▶ [What needs to be done]
The entries are to be returned exactly, with images left out.

▶ [The data]
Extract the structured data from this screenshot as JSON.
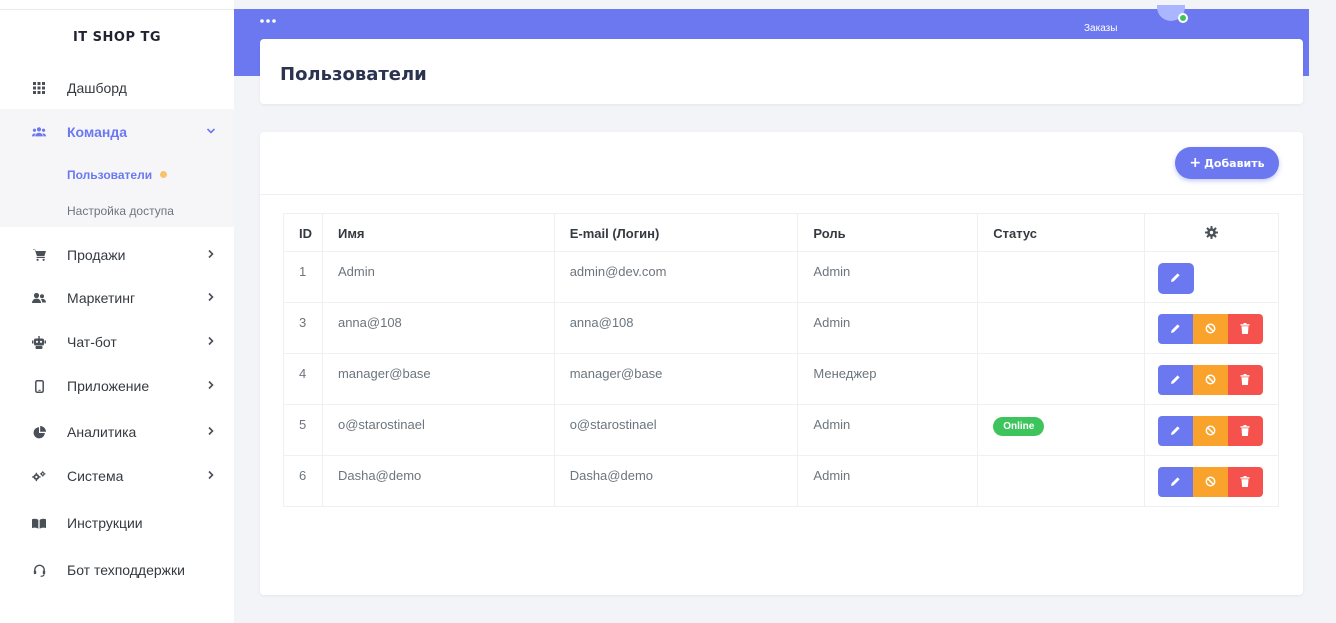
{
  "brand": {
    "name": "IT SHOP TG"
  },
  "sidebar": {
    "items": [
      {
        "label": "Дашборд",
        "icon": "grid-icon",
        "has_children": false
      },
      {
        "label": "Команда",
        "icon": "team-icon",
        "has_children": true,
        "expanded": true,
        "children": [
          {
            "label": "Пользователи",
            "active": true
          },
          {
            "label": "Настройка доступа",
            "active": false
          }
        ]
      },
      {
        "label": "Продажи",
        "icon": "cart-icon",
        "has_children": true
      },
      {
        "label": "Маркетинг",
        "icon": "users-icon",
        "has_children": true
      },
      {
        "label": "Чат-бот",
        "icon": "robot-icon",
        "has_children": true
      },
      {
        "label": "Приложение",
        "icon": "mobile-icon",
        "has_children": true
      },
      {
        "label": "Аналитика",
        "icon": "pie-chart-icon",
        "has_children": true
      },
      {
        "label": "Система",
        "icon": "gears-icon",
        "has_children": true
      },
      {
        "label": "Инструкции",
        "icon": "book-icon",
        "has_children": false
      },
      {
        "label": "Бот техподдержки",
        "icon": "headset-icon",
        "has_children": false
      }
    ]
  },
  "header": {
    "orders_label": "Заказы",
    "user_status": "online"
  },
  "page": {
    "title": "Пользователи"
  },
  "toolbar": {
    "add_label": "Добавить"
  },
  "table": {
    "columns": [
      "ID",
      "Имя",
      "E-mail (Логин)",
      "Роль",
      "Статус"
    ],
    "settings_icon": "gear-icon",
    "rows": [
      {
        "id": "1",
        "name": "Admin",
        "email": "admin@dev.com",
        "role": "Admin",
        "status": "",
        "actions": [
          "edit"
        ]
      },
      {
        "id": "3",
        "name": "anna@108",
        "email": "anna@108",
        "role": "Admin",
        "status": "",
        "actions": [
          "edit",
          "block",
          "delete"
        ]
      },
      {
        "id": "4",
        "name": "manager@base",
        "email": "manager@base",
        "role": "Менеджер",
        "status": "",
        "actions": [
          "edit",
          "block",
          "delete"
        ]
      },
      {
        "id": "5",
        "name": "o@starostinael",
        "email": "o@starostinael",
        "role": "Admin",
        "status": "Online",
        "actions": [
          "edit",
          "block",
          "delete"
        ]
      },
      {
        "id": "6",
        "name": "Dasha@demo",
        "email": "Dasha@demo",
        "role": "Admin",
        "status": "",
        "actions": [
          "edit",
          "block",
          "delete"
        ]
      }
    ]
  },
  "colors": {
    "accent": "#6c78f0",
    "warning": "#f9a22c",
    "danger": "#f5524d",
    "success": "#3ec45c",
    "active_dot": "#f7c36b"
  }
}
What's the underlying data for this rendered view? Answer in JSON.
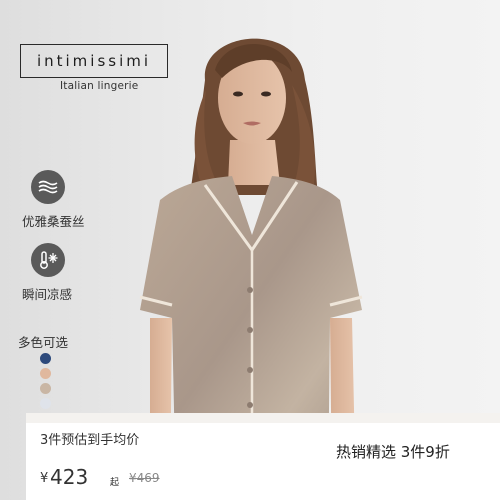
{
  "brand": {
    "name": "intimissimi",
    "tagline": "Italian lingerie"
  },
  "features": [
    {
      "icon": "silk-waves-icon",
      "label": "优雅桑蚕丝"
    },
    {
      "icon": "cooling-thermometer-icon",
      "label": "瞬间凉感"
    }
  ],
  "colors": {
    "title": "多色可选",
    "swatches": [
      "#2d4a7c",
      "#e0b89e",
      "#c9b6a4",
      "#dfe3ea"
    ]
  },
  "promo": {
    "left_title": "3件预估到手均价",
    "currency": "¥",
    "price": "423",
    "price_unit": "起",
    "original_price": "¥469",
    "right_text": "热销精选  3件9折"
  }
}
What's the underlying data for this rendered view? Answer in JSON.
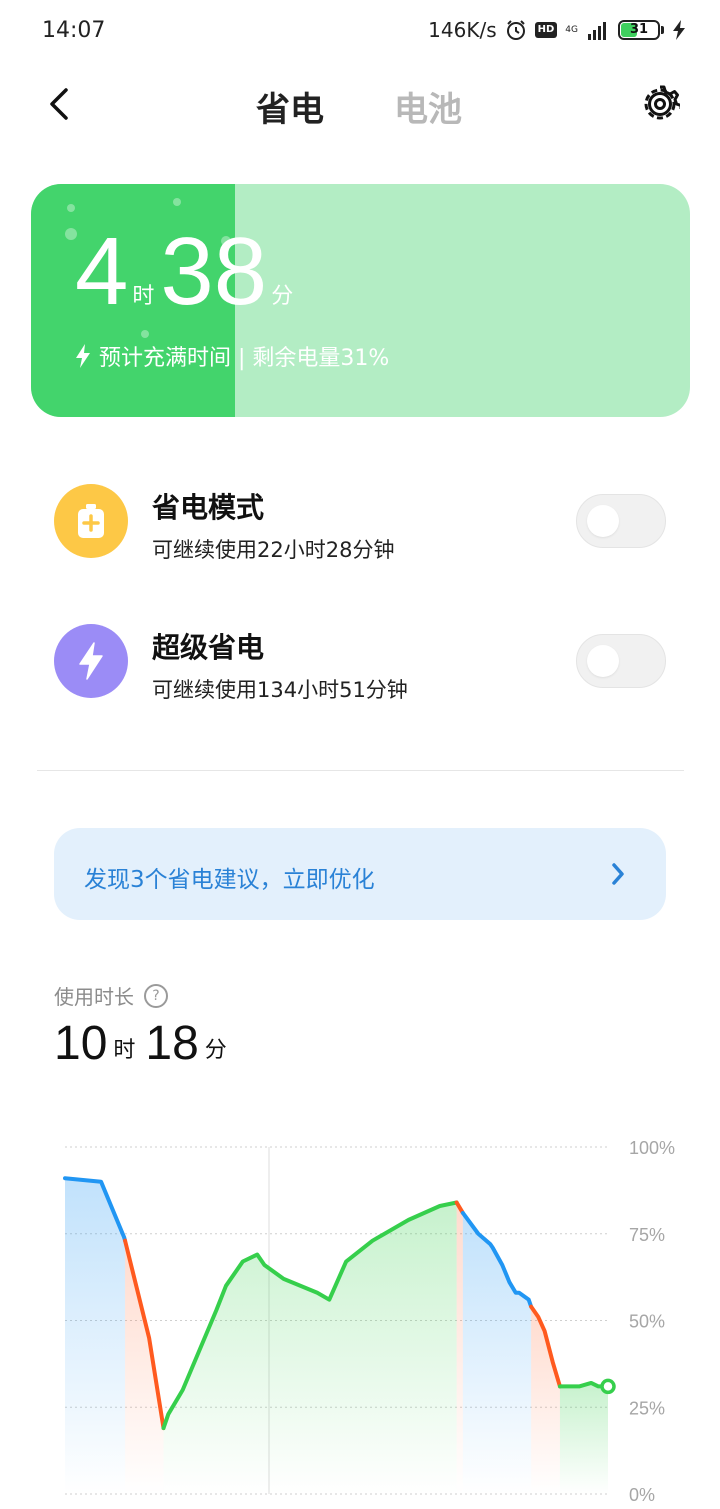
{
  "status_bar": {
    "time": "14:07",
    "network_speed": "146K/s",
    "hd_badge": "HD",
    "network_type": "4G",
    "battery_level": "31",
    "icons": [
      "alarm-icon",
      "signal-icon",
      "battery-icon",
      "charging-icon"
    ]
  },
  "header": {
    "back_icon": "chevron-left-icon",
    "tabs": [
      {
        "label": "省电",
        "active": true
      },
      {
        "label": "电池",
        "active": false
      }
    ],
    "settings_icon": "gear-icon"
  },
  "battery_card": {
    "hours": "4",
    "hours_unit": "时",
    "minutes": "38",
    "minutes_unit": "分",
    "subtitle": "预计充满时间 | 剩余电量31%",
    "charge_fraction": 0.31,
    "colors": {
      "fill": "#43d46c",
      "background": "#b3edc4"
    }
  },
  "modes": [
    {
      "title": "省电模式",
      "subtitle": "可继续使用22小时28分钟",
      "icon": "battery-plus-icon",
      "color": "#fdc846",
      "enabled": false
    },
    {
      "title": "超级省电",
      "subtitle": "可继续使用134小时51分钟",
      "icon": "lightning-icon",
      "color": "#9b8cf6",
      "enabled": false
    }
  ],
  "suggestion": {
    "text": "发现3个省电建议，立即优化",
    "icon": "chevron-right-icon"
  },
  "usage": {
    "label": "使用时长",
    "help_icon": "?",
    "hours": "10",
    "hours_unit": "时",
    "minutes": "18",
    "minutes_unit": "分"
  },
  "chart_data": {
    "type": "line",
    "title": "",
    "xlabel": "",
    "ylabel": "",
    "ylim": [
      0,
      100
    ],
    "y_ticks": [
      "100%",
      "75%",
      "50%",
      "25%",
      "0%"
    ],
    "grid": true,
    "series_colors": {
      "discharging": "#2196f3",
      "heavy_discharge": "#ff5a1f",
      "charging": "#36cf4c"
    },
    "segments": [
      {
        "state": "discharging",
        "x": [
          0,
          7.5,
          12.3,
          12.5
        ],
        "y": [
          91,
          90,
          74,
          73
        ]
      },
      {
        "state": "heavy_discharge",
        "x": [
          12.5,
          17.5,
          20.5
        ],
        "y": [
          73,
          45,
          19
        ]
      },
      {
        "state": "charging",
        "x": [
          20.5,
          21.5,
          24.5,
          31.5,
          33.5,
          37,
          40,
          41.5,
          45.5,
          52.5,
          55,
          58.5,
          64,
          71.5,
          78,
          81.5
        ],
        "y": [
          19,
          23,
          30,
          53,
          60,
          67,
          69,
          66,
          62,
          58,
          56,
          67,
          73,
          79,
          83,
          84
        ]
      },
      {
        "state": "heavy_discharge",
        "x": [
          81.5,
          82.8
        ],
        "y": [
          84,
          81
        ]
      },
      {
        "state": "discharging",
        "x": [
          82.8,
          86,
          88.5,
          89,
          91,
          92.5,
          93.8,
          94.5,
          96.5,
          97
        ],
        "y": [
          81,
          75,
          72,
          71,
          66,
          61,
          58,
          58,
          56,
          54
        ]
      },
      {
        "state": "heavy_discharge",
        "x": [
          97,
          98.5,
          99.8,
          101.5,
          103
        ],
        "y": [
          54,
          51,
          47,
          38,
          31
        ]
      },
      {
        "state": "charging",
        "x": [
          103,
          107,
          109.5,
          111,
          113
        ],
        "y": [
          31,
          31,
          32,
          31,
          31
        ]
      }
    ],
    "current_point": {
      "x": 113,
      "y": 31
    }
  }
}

▶ [Expected answer]
Extract the structured data from this screenshot as JSON.
{
  "brand": {
    "name": "IT SHOP TG"
  },
  "sidebar": {
    "items": [
      {
        "label": "Дашборд",
        "icon": "grid-icon",
        "has_children": false
      },
      {
        "label": "Команда",
        "icon": "team-icon",
        "has_children": true,
        "expanded": true,
        "children": [
          {
            "label": "Пользователи",
            "active": true
          },
          {
            "label": "Настройка доступа",
            "active": false
          }
        ]
      },
      {
        "label": "Продажи",
        "icon": "cart-icon",
        "has_children": true
      },
      {
        "label": "Маркетинг",
        "icon": "users-icon",
        "has_children": true
      },
      {
        "label": "Чат-бот",
        "icon": "robot-icon",
        "has_children": true
      },
      {
        "label": "Приложение",
        "icon": "mobile-icon",
        "has_children": true
      },
      {
        "label": "Аналитика",
        "icon": "pie-chart-icon",
        "has_children": true
      },
      {
        "label": "Система",
        "icon": "gears-icon",
        "has_children": true
      },
      {
        "label": "Инструкции",
        "icon": "book-icon",
        "has_children": false
      },
      {
        "label": "Бот техподдержки",
        "icon": "headset-icon",
        "has_children": false
      }
    ]
  },
  "header": {
    "orders_label": "Заказы",
    "user_status": "online"
  },
  "page": {
    "title": "Пользователи"
  },
  "toolbar": {
    "add_label": "Добавить"
  },
  "table": {
    "columns": [
      "ID",
      "Имя",
      "E-mail (Логин)",
      "Роль",
      "Статус"
    ],
    "settings_icon": "gear-icon",
    "rows": [
      {
        "id": "1",
        "name": "Admin",
        "email": "admin@dev.com",
        "role": "Admin",
        "status": "",
        "actions": [
          "edit"
        ]
      },
      {
        "id": "3",
        "name": "anna@108",
        "email": "anna@108",
        "role": "Admin",
        "status": "",
        "actions": [
          "edit",
          "block",
          "delete"
        ]
      },
      {
        "id": "4",
        "name": "manager@base",
        "email": "manager@base",
        "role": "Менеджер",
        "status": "",
        "actions": [
          "edit",
          "block",
          "delete"
        ]
      },
      {
        "id": "5",
        "name": "o@starostinael",
        "email": "o@starostinael",
        "role": "Admin",
        "status": "Online",
        "actions": [
          "edit",
          "block",
          "delete"
        ]
      },
      {
        "id": "6",
        "name": "Dasha@demo",
        "email": "Dasha@demo",
        "role": "Admin",
        "status": "",
        "actions": [
          "edit",
          "block",
          "delete"
        ]
      }
    ]
  },
  "colors": {
    "accent": "#6c78f0",
    "warning": "#f9a22c",
    "danger": "#f5524d",
    "success": "#3ec45c",
    "active_dot": "#f7c36b"
  }
}
What's the underlying data for this rendered view? Answer in JSON.
{
  "brand": {
    "name": "intimissimi",
    "tagline": "Italian lingerie"
  },
  "features": [
    {
      "icon": "silk-waves-icon",
      "label": "优雅桑蚕丝"
    },
    {
      "icon": "cooling-thermometer-icon",
      "label": "瞬间凉感"
    }
  ],
  "colors": {
    "title": "多色可选",
    "swatches": [
      "#2d4a7c",
      "#e0b89e",
      "#c9b6a4",
      "#dfe3ea"
    ]
  },
  "promo": {
    "left_title": "3件预估到手均价",
    "currency": "¥",
    "price": "423",
    "price_unit": "起",
    "original_price": "¥469",
    "right_text": "热销精选  3件9折"
  }
}
What's the underlying data for this rendered view? Answer in JSON.
{
  "status_bar": {
    "time": "14:07",
    "network_speed": "146K/s",
    "hd_badge": "HD",
    "network_type": "4G",
    "battery_level": "31",
    "icons": [
      "alarm-icon",
      "signal-icon",
      "battery-icon",
      "charging-icon"
    ]
  },
  "header": {
    "back_icon": "chevron-left-icon",
    "tabs": [
      {
        "label": "省电",
        "active": true
      },
      {
        "label": "电池",
        "active": false
      }
    ],
    "settings_icon": "gear-icon"
  },
  "battery_card": {
    "hours": "4",
    "hours_unit": "时",
    "minutes": "38",
    "minutes_unit": "分",
    "subtitle": "预计充满时间 | 剩余电量31%",
    "charge_fraction": 0.31,
    "colors": {
      "fill": "#43d46c",
      "background": "#b3edc4"
    }
  },
  "modes": [
    {
      "title": "省电模式",
      "subtitle": "可继续使用22小时28分钟",
      "icon": "battery-plus-icon",
      "color": "#fdc846",
      "enabled": false
    },
    {
      "title": "超级省电",
      "subtitle": "可继续使用134小时51分钟",
      "icon": "lightning-icon",
      "color": "#9b8cf6",
      "enabled": false
    }
  ],
  "suggestion": {
    "text": "发现3个省电建议，立即优化",
    "icon": "chevron-right-icon"
  },
  "usage": {
    "label": "使用时长",
    "help_icon": "?",
    "hours": "10",
    "hours_unit": "时",
    "minutes": "18",
    "minutes_unit": "分"
  },
  "chart_data": {
    "type": "line",
    "title": "",
    "xlabel": "",
    "ylabel": "",
    "ylim": [
      0,
      100
    ],
    "y_ticks": [
      "100%",
      "75%",
      "50%",
      "25%",
      "0%"
    ],
    "grid": true,
    "series_colors": {
      "discharging": "#2196f3",
      "heavy_discharge": "#ff5a1f",
      "charging": "#36cf4c"
    },
    "segments": [
      {
        "state": "discharging",
        "x": [
          0,
          7.5,
          12.3,
          12.5
        ],
        "y": [
          91,
          90,
          74,
          73
        ]
      },
      {
        "state": "heavy_discharge",
        "x": [
          12.5,
          17.5,
          20.5
        ],
        "y": [
          73,
          45,
          19
        ]
      },
      {
        "state": "charging",
        "x": [
          20.5,
          21.5,
          24.5,
          31.5,
          33.5,
          37,
          40,
          41.5,
          45.5,
          52.5,
          55,
          58.5,
          64,
          71.5,
          78,
          81.5
        ],
        "y": [
          19,
          23,
          30,
          53,
          60,
          67,
          69,
          66,
          62,
          58,
          56,
          67,
          73,
          79,
          83,
          84
        ]
      },
      {
        "state": "heavy_discharge",
        "x": [
          81.5,
          82.8
        ],
        "y": [
          84,
          81
        ]
      },
      {
        "state": "discharging",
        "x": [
          82.8,
          86,
          88.5,
          89,
          91,
          92.5,
          93.8,
          94.5,
          96.5,
          97
        ],
        "y": [
          81,
          75,
          72,
          71,
          66,
          61,
          58,
          58,
          56,
          54
        ]
      },
      {
        "state": "heavy_discharge",
        "x": [
          97,
          98.5,
          99.8,
          101.5,
          103
        ],
        "y": [
          54,
          51,
          47,
          38,
          31
        ]
      },
      {
        "state": "charging",
        "x": [
          103,
          107,
          109.5,
          111,
          113
        ],
        "y": [
          31,
          31,
          32,
          31,
          31
        ]
      }
    ],
    "current_point": {
      "x": 113,
      "y": 31
    }
  }
}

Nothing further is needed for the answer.